# GIVEN PROBLEM:
Transcribe the passage of the article below on the Uber and UFCW agreement, starting with "Globe and Mail" and going on through "wage to employees.".

# DOCUMENT SECTION:
▼

Ride-hailing platform Uber and the United Food and Commercial Workers (UFCW) announced a “historic national agreement” in January, which they billed as a step toward union representation for gig workers. 

But after an investigation found that both organizations pressured the government to weaken regulations and deny workers’ their legal rights, organizers are calling the deal a setback.

Gig workers are taking stock of the obstacles to challenging hard-driving efforts by app-based services to reduce labour standards and erode pay. Unions appear divided on how to approach the high-intensity lobbying and norm-setting of companies like Uber. But some organizers see Uber’s increasingly open antagonism to workers’ rights as an opportunity to win support and turn the tide.

UFCW and Uber Black drivers announce a union drive in 2020. Photo: Real News Network

Promises made: “new benefits” and “worker choice”

In a January 2022 news release on Uber’s website, Andrew Macdonald, Uber’s senior VP of global rides and platform, called the deal a “quintessentially Canadian” collaboration, which would help employees and employers “find common ground and blaze a new trail towards a better future for app-based workers.”

In 2020, UFCW had announced an organizing effort among drivers for Uber Black—the company’s luxury vehicle service. The union drive was brought to an end by the agreement.

Uber said the agreement allows UFCW to represent workers who want to appeal their account deactivation—“at no cost to drivers and delivery people.” In other words, no union dues needed.

The union also said it would advocate for enhanced health and safety rules and push provincial governments to introduce “reforms that provide new benefits” while preserving the flexibility for workers to choose their hours. Among the reforms proposed: a “minimum earnings standard,” a benefits fund, and access to workers’ rights.  

At the time, UFCW Canada national president Paul Meinema, promised the deal was “just a start in advancing a better future for app-based workers.” 

Behind the scenes, a different story was playing out. 

Uber Canada’s engineering hub in Toronto.

Collaborating to weaken regulations

Globe and Mail reporter Vanmala Subramaniam obtained documents through access to information which revealed that Uber and UFCW collaborated to pressure the Ontario government to exempt gig workers from Ontario’s Employment Standards Act. Among other things, the Act mandates companies to provide a minimum wage to employees.

▲

Element and region listings
▼

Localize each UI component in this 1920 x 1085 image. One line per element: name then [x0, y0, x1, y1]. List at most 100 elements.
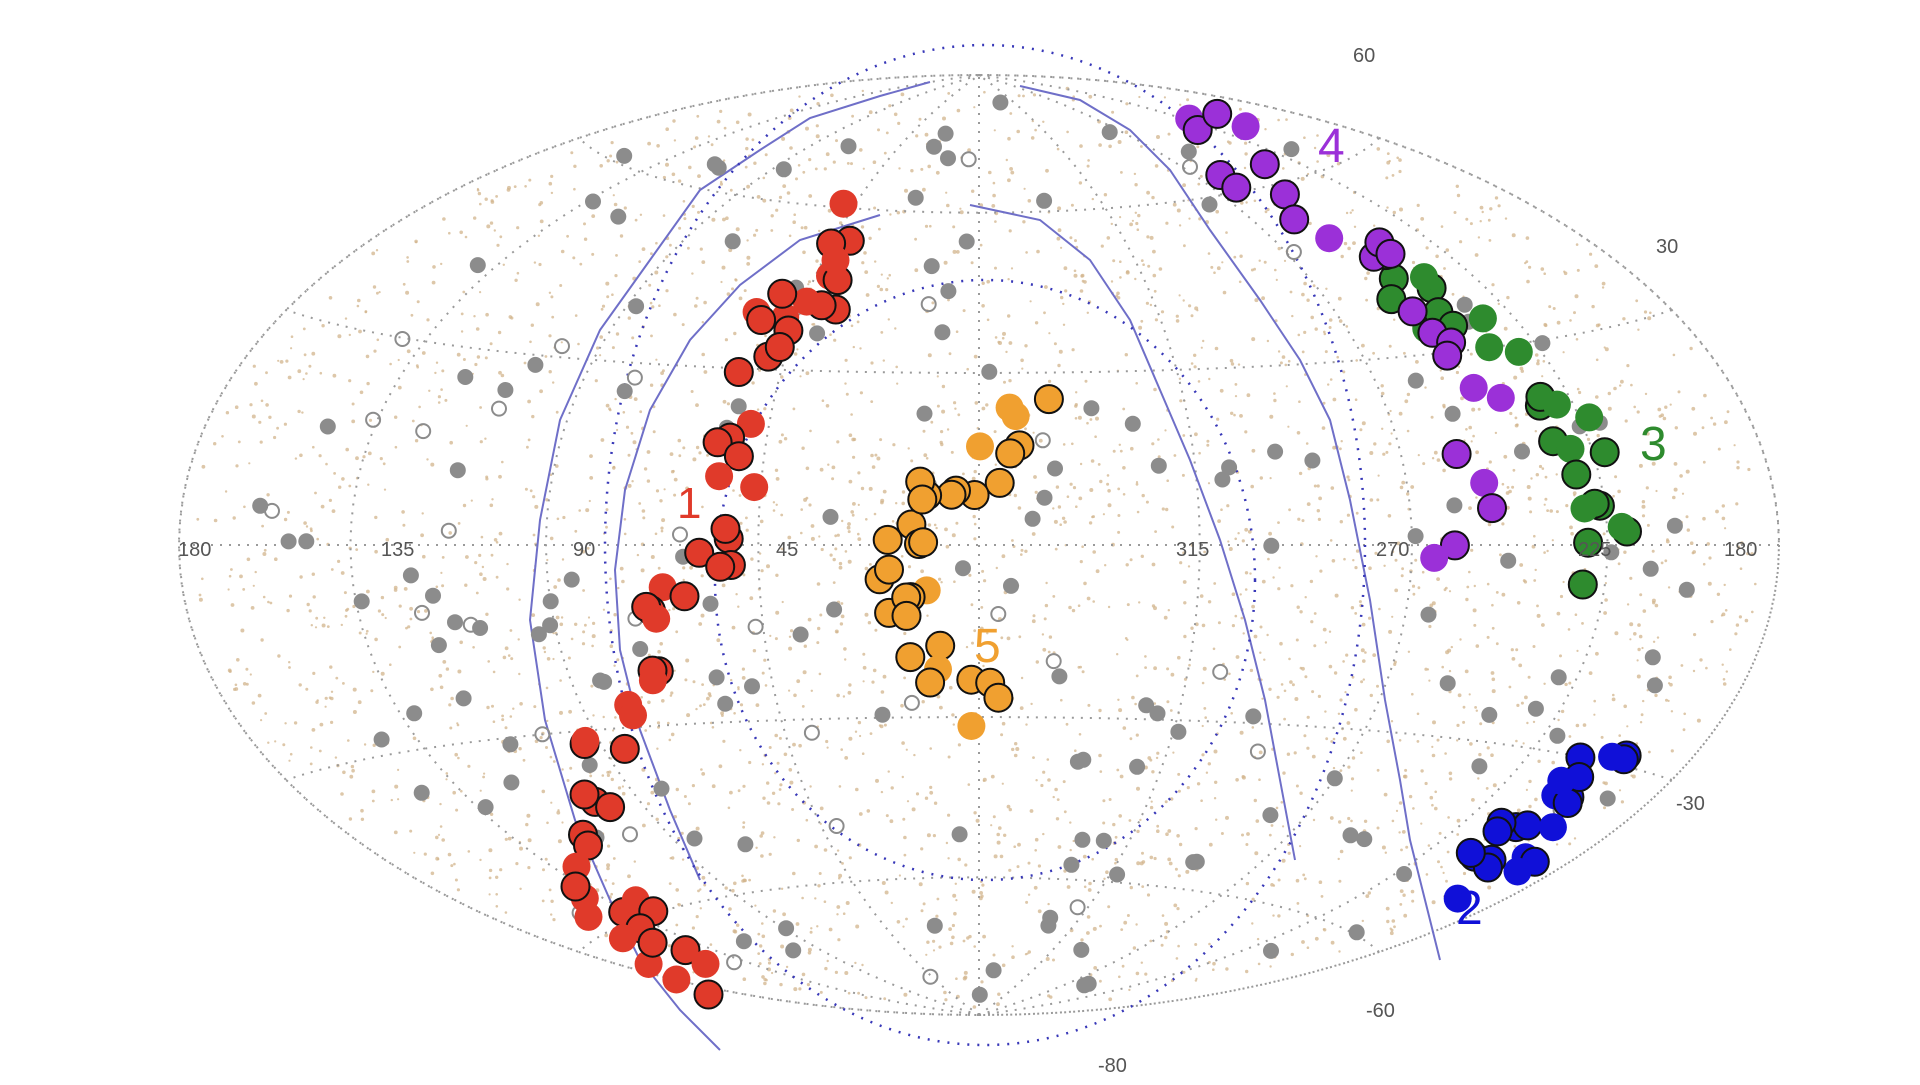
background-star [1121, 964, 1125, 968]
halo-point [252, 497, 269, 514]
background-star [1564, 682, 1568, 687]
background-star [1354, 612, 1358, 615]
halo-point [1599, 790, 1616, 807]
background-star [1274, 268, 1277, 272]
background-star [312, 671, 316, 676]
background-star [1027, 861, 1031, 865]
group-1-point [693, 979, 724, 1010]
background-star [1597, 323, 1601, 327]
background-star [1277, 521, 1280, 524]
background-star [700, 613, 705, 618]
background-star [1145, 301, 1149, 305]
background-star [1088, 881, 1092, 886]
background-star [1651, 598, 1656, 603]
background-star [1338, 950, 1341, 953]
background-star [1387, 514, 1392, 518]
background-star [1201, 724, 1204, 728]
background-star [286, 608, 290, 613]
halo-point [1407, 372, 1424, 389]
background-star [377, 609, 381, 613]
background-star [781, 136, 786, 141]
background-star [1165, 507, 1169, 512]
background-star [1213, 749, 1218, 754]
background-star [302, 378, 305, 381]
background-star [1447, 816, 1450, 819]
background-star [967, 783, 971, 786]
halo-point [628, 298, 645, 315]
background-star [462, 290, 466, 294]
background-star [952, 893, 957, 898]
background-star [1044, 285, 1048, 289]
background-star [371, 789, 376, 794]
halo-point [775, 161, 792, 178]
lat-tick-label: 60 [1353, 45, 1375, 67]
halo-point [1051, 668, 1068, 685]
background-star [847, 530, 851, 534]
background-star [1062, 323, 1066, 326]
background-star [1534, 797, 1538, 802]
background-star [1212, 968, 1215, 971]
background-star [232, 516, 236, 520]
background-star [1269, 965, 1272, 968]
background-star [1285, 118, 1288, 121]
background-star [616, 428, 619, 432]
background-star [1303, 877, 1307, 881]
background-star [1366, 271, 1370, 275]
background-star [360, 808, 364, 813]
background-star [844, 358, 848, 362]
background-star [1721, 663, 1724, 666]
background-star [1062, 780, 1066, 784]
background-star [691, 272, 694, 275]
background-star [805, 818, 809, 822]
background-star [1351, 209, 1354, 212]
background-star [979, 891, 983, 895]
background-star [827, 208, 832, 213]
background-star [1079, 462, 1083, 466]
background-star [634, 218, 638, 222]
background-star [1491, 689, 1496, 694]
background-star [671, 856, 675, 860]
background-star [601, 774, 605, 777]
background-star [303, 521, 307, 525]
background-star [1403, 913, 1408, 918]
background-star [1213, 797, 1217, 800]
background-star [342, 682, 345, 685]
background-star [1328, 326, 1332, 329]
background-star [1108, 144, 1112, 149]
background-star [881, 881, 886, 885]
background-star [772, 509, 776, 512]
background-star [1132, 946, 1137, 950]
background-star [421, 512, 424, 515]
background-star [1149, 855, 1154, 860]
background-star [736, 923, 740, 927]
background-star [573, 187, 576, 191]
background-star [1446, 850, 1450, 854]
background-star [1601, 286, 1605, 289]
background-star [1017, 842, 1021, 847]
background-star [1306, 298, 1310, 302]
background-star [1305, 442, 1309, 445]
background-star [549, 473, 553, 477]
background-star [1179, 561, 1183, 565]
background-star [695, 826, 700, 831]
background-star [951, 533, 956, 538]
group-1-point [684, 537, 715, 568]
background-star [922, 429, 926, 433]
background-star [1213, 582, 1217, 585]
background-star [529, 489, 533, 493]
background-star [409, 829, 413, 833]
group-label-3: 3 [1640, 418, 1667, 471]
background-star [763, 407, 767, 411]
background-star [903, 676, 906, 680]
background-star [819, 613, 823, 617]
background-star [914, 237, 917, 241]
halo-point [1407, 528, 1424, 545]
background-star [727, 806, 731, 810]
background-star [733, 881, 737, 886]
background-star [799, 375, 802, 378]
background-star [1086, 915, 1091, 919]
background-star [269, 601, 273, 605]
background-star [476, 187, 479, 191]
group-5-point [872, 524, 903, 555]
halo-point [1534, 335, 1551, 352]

▲

# OUTPUT:
Globe and Mail reporter Vanmala Subramaniam obtained documents through access to information which revealed that Uber and UFCW collaborated to pressure the Ontario government to exempt gig workers from Ontario’s Employment Standards Act. Among other things, the Act mandates companies to provide a minimum wage to employees.